#### RECORD SET ####

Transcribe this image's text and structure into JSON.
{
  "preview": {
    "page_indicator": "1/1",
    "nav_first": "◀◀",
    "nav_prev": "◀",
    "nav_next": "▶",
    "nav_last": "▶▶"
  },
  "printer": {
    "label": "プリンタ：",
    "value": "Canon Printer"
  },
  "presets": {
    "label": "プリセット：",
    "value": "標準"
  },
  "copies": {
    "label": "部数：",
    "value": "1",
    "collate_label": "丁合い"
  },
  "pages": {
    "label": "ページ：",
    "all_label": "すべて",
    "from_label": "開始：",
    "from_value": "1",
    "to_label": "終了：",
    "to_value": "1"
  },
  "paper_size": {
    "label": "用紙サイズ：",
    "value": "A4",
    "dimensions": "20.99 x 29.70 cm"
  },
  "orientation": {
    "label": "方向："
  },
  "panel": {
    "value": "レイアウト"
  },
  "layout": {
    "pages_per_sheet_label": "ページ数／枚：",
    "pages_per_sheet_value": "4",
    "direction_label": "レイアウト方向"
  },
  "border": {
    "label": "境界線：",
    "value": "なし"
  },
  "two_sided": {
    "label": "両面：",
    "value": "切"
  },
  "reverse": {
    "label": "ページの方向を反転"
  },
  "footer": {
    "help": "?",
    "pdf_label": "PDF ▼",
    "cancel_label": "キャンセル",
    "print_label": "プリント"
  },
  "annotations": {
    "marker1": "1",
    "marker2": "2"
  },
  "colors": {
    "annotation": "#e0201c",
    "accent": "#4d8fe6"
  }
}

####

Repeat the material in full, exactly as it stands.

Transcribe this image's text and structure into JSON.
{
  "preview": {
    "page_indicator": "1/1",
    "nav_first": "◀◀",
    "nav_prev": "◀",
    "nav_next": "▶",
    "nav_last": "▶▶"
  },
  "printer": {
    "label": "プリンタ：",
    "value": "Canon Printer"
  },
  "presets": {
    "label": "プリセット：",
    "value": "標準"
  },
  "copies": {
    "label": "部数：",
    "value": "1",
    "collate_label": "丁合い"
  },
  "pages": {
    "label": "ページ：",
    "all_label": "すべて",
    "from_label": "開始：",
    "from_value": "1",
    "to_label": "終了：",
    "to_value": "1"
  },
  "paper_size": {
    "label": "用紙サイズ：",
    "value": "A4",
    "dimensions": "20.99 x 29.70 cm"
  },
  "orientation": {
    "label": "方向："
  },
  "panel": {
    "value": "レイアウト"
  },
  "layout": {
    "pages_per_sheet_label": "ページ数／枚：",
    "pages_per_sheet_value": "4",
    "direction_label": "レイアウト方向"
  },
  "border": {
    "label": "境界線：",
    "value": "なし"
  },
  "two_sided": {
    "label": "両面：",
    "value": "切"
  },
  "reverse": {
    "label": "ページの方向を反転"
  },
  "footer": {
    "help": "?",
    "pdf_label": "PDF ▼",
    "cancel_label": "キャンセル",
    "print_label": "プリント"
  },
  "annotations": {
    "marker1": "1",
    "marker2": "2"
  },
  "colors": {
    "annotation": "#e0201c",
    "accent": "#4d8fe6"
  }
}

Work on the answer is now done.